• THE REQUEST: For the copy, please give all of the data again exactly and leave the pictures out.
-- begin EXTRACTED MATERIAL --
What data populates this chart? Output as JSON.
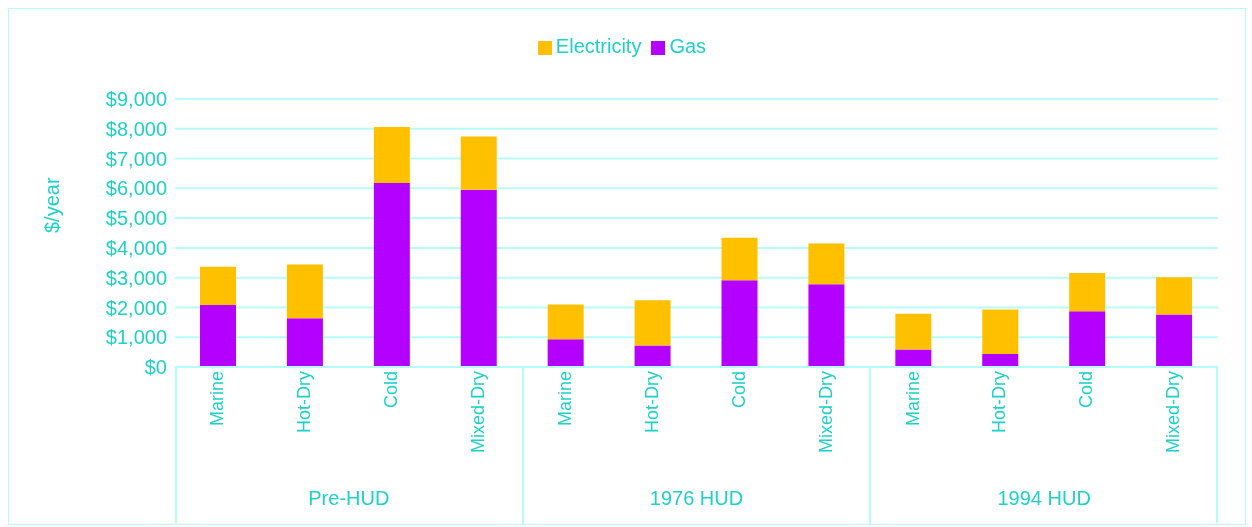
{
  "chart_data": {
    "type": "bar",
    "stacked": true,
    "ylabel": "$/year",
    "categories": [
      "Marine",
      "Hot-Dry",
      "Cold",
      "Mixed-Dry",
      "Marine",
      "Hot-Dry",
      "Cold",
      "Mixed-Dry",
      "Marine",
      "Hot-Dry",
      "Cold",
      "Mixed-Dry"
    ],
    "series": [
      {
        "name": "Gas",
        "color": "#b300ff",
        "values": [
          2080,
          1640,
          6180,
          5950,
          930,
          720,
          2910,
          2780,
          590,
          440,
          1870,
          1760
        ]
      },
      {
        "name": "Electricity",
        "color": "#ffc000",
        "values": [
          1290,
          1800,
          1880,
          1790,
          1170,
          1520,
          1430,
          1370,
          1200,
          1490,
          1290,
          1250
        ]
      }
    ],
    "ylim": [
      0,
      9000
    ],
    "yticks": [
      {
        "value": 0,
        "label": "$0"
      },
      {
        "value": 1000,
        "label": "$1,000"
      },
      {
        "value": 2000,
        "label": "$2,000"
      },
      {
        "value": 3000,
        "label": "$3,000"
      },
      {
        "value": 4000,
        "label": "$4,000"
      },
      {
        "value": 5000,
        "label": "$5,000"
      },
      {
        "value": 6000,
        "label": "$6,000"
      },
      {
        "value": 7000,
        "label": "$7,000"
      },
      {
        "value": 8000,
        "label": "$8,000"
      },
      {
        "value": 9000,
        "label": "$9,000"
      }
    ],
    "annotations": [
      "Pre-HUD",
      "1976 HUD",
      "1994 HUD"
    ],
    "grid": "y",
    "legend": "top"
  }
}
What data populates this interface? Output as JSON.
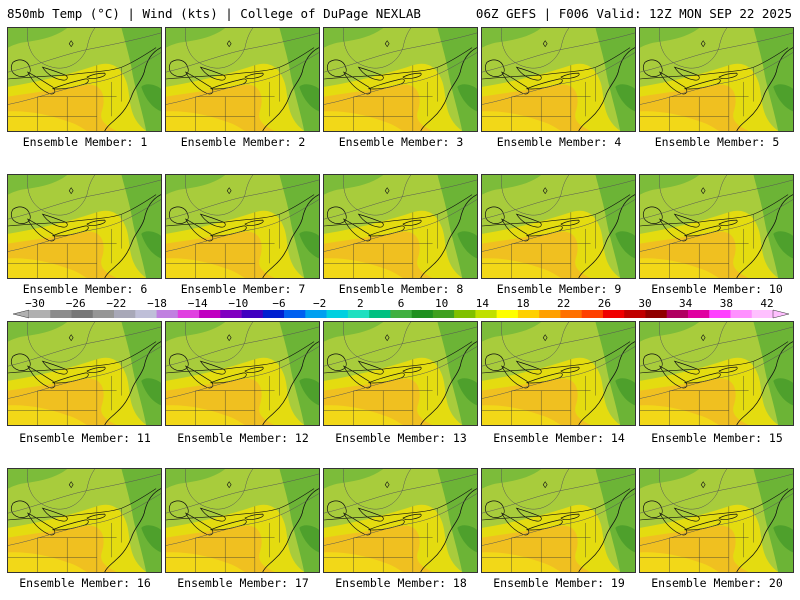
{
  "header": {
    "title_left": "850mb Temp (°C) | Wind (kts) | College of DuPage NEXLAB",
    "title_right": "06Z GEFS | F006 Valid: 12Z MON SEP 22 2025"
  },
  "panels": [
    {
      "label": "Ensemble Member: 1"
    },
    {
      "label": "Ensemble Member: 2"
    },
    {
      "label": "Ensemble Member: 3"
    },
    {
      "label": "Ensemble Member: 4"
    },
    {
      "label": "Ensemble Member: 5"
    },
    {
      "label": "Ensemble Member: 6"
    },
    {
      "label": "Ensemble Member: 7"
    },
    {
      "label": "Ensemble Member: 8"
    },
    {
      "label": "Ensemble Member: 9"
    },
    {
      "label": "Ensemble Member: 10"
    },
    {
      "label": "Ensemble Member: 11"
    },
    {
      "label": "Ensemble Member: 12"
    },
    {
      "label": "Ensemble Member: 13"
    },
    {
      "label": "Ensemble Member: 14"
    },
    {
      "label": "Ensemble Member: 15"
    },
    {
      "label": "Ensemble Member: 16"
    },
    {
      "label": "Ensemble Member: 17"
    },
    {
      "label": "Ensemble Member: 18"
    },
    {
      "label": "Ensemble Member: 19"
    },
    {
      "label": "Ensemble Member: 20"
    }
  ],
  "colorbar": {
    "tick_labels": [
      "−30",
      "−26",
      "−22",
      "−18",
      "−14",
      "−10",
      "−6",
      "−2",
      "2",
      "6",
      "10",
      "14",
      "18",
      "22",
      "26",
      "30",
      "34",
      "38",
      "42"
    ],
    "colors": [
      "#b0b0b0",
      "#8c8c8c",
      "#787878",
      "#969696",
      "#a8a8b8",
      "#bfbfd8",
      "#c080e0",
      "#e040e0",
      "#c000c0",
      "#8000c0",
      "#4000c0",
      "#0020d0",
      "#0060f0",
      "#00a0f0",
      "#00d0e0",
      "#20e0c0",
      "#00c080",
      "#40b040",
      "#209020",
      "#40a020",
      "#80c000",
      "#c0e000",
      "#ffff00",
      "#ffd000",
      "#ffa000",
      "#ff7000",
      "#ff4000",
      "#f00000",
      "#c00000",
      "#900000",
      "#b00060",
      "#e000a0",
      "#ff40ff",
      "#ff90ff",
      "#ffc0ff"
    ]
  }
}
-- end EXTRACTED MATERIAL --
• EXERCISE RESULT:
What data populates this chart? Output as JSON.
{
  "chart_data": {
    "type": "bar",
    "stacked": true,
    "ylabel": "$/year",
    "categories": [
      "Marine",
      "Hot-Dry",
      "Cold",
      "Mixed-Dry",
      "Marine",
      "Hot-Dry",
      "Cold",
      "Mixed-Dry",
      "Marine",
      "Hot-Dry",
      "Cold",
      "Mixed-Dry"
    ],
    "series": [
      {
        "name": "Gas",
        "color": "#b300ff",
        "values": [
          2080,
          1640,
          6180,
          5950,
          930,
          720,
          2910,
          2780,
          590,
          440,
          1870,
          1760
        ]
      },
      {
        "name": "Electricity",
        "color": "#ffc000",
        "values": [
          1290,
          1800,
          1880,
          1790,
          1170,
          1520,
          1430,
          1370,
          1200,
          1490,
          1290,
          1250
        ]
      }
    ],
    "ylim": [
      0,
      9000
    ],
    "yticks": [
      {
        "value": 0,
        "label": "$0"
      },
      {
        "value": 1000,
        "label": "$1,000"
      },
      {
        "value": 2000,
        "label": "$2,000"
      },
      {
        "value": 3000,
        "label": "$3,000"
      },
      {
        "value": 4000,
        "label": "$4,000"
      },
      {
        "value": 5000,
        "label": "$5,000"
      },
      {
        "value": 6000,
        "label": "$6,000"
      },
      {
        "value": 7000,
        "label": "$7,000"
      },
      {
        "value": 8000,
        "label": "$8,000"
      },
      {
        "value": 9000,
        "label": "$9,000"
      }
    ],
    "annotations": [
      "Pre-HUD",
      "1976 HUD",
      "1994 HUD"
    ],
    "grid": "y",
    "legend": "top"
  }
}
What data populates this interface? Output as JSON.
{
  "header": {
    "title_left": "850mb Temp (°C) | Wind (kts) | College of DuPage NEXLAB",
    "title_right": "06Z GEFS | F006 Valid: 12Z MON SEP 22 2025"
  },
  "panels": [
    {
      "label": "Ensemble Member: 1"
    },
    {
      "label": "Ensemble Member: 2"
    },
    {
      "label": "Ensemble Member: 3"
    },
    {
      "label": "Ensemble Member: 4"
    },
    {
      "label": "Ensemble Member: 5"
    },
    {
      "label": "Ensemble Member: 6"
    },
    {
      "label": "Ensemble Member: 7"
    },
    {
      "label": "Ensemble Member: 8"
    },
    {
      "label": "Ensemble Member: 9"
    },
    {
      "label": "Ensemble Member: 10"
    },
    {
      "label": "Ensemble Member: 11"
    },
    {
      "label": "Ensemble Member: 12"
    },
    {
      "label": "Ensemble Member: 13"
    },
    {
      "label": "Ensemble Member: 14"
    },
    {
      "label": "Ensemble Member: 15"
    },
    {
      "label": "Ensemble Member: 16"
    },
    {
      "label": "Ensemble Member: 17"
    },
    {
      "label": "Ensemble Member: 18"
    },
    {
      "label": "Ensemble Member: 19"
    },
    {
      "label": "Ensemble Member: 20"
    }
  ],
  "colorbar": {
    "tick_labels": [
      "−30",
      "−26",
      "−22",
      "−18",
      "−14",
      "−10",
      "−6",
      "−2",
      "2",
      "6",
      "10",
      "14",
      "18",
      "22",
      "26",
      "30",
      "34",
      "38",
      "42"
    ],
    "colors": [
      "#b0b0b0",
      "#8c8c8c",
      "#787878",
      "#969696",
      "#a8a8b8",
      "#bfbfd8",
      "#c080e0",
      "#e040e0",
      "#c000c0",
      "#8000c0",
      "#4000c0",
      "#0020d0",
      "#0060f0",
      "#00a0f0",
      "#00d0e0",
      "#20e0c0",
      "#00c080",
      "#40b040",
      "#209020",
      "#40a020",
      "#80c000",
      "#c0e000",
      "#ffff00",
      "#ffd000",
      "#ffa000",
      "#ff7000",
      "#ff4000",
      "#f00000",
      "#c00000",
      "#900000",
      "#b00060",
      "#e000a0",
      "#ff40ff",
      "#ff90ff",
      "#ffc0ff"
    ]
  }
}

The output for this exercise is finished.